- **WHAT TO WORK ON**
Here are some records; copy every line that holds the word "nella".

* begin SUPPLIED RECORDS *

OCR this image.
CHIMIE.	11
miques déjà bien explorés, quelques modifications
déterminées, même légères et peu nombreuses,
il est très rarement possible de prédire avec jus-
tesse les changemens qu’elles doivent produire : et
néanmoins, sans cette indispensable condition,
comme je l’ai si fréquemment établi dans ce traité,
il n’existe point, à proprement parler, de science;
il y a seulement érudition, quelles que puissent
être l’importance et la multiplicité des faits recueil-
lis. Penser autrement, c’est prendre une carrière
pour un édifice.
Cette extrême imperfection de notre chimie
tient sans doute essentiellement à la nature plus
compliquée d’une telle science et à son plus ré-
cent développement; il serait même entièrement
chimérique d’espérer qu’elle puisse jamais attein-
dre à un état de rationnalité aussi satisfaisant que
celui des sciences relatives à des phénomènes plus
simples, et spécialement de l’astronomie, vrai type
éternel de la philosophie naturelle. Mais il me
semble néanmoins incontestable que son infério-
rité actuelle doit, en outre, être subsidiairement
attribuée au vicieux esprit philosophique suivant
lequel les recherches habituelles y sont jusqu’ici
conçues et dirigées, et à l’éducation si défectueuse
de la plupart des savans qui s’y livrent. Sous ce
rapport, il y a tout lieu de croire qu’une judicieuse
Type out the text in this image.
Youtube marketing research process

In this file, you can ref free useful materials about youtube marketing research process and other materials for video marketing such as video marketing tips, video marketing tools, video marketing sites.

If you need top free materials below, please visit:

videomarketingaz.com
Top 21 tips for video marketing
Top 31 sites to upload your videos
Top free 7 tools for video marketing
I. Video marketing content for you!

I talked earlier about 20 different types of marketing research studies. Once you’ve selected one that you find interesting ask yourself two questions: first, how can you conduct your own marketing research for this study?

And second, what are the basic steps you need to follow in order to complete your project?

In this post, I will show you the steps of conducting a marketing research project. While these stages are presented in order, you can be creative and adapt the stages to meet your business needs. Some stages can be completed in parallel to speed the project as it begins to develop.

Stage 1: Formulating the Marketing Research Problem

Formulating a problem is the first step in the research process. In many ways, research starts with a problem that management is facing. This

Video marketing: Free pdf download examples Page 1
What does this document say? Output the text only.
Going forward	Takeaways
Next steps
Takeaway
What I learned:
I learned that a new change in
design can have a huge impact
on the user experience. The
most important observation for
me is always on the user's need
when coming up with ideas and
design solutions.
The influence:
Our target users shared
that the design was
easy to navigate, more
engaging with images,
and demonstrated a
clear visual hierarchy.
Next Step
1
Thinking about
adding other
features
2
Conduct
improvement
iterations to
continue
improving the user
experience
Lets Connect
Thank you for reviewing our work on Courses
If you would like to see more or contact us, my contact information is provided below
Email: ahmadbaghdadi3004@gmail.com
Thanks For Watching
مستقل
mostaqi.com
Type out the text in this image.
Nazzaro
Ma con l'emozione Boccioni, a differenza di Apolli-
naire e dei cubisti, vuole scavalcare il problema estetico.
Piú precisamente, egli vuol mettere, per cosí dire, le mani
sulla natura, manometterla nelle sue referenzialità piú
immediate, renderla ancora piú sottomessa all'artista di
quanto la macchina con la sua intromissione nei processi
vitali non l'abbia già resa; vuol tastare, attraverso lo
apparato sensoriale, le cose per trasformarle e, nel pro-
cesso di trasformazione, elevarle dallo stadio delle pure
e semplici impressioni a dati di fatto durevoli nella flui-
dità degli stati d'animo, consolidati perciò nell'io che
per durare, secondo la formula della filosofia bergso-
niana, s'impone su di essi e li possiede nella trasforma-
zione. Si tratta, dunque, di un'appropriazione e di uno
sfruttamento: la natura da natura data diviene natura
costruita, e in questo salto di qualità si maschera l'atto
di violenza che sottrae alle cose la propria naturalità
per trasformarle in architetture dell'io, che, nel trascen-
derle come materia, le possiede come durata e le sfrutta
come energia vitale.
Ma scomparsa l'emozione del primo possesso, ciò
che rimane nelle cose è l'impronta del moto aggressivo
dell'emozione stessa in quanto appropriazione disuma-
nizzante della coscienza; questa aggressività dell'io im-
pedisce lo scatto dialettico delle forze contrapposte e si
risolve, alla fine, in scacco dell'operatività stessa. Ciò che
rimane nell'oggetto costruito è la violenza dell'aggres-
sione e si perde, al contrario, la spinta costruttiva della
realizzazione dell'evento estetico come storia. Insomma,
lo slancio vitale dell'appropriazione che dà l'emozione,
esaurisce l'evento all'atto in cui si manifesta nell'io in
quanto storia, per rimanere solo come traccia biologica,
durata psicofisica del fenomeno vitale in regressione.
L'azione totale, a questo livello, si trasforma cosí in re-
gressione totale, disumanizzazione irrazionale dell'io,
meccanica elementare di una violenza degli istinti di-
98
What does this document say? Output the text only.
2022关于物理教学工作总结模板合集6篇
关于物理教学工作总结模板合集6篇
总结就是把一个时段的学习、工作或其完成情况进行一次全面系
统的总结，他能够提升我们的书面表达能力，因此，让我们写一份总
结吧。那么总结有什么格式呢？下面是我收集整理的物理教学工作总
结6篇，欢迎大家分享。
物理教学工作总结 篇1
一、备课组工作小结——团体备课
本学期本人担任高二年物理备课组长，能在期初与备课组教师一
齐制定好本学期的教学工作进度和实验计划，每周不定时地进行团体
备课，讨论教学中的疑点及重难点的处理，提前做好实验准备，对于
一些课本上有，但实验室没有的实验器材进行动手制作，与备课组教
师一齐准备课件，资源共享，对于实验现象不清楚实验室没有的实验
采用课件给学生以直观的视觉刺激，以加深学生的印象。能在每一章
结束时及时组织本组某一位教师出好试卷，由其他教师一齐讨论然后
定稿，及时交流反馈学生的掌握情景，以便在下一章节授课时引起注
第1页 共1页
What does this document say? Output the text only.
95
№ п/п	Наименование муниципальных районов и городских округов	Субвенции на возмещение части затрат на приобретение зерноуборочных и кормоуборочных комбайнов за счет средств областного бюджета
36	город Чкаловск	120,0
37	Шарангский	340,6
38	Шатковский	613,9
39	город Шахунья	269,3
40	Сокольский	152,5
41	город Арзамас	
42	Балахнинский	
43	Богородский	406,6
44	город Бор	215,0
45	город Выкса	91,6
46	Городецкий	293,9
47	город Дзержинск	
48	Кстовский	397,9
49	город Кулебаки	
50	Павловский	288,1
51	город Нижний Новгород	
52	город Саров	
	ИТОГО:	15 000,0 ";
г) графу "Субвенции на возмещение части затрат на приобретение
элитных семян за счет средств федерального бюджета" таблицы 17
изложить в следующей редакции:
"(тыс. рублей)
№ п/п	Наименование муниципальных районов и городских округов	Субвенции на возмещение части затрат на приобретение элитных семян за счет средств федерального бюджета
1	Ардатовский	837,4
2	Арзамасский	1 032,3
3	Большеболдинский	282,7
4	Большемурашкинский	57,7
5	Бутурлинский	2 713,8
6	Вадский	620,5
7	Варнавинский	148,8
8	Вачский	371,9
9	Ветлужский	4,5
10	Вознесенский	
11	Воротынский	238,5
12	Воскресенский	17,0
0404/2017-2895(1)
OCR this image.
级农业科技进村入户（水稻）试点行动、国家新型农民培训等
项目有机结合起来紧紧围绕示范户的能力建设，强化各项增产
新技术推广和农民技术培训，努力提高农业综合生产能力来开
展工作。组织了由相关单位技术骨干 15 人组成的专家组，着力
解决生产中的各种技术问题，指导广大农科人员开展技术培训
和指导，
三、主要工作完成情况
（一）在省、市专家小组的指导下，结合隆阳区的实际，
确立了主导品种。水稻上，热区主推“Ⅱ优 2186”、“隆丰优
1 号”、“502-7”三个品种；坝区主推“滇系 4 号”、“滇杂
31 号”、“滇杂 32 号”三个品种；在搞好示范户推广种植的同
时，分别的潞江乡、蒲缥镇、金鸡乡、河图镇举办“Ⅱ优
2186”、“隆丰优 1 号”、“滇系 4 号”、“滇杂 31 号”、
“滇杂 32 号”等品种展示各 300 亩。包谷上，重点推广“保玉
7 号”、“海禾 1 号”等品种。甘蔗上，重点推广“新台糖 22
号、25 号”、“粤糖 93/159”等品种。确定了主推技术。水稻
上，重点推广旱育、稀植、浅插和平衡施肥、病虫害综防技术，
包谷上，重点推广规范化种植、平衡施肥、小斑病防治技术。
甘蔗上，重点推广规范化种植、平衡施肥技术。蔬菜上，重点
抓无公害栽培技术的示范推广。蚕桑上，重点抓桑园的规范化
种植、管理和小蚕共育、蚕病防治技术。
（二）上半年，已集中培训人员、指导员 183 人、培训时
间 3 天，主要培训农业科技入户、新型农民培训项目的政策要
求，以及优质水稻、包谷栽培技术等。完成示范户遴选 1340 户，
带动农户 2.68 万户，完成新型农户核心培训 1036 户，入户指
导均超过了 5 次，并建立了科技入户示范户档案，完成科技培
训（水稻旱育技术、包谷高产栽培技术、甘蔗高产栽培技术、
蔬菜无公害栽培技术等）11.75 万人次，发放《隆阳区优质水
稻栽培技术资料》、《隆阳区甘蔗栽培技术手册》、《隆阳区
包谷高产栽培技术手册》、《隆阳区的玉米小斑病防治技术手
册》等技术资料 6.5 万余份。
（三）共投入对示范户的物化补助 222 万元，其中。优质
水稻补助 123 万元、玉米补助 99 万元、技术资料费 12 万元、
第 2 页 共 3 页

* end SUPPLIED RECORDS *

- **EXERCISE OUTPUT**
e semplici impressioni a dati di fatto durevoli nella flui-
niana, s'impone su di essi e li possiede nella trasforma-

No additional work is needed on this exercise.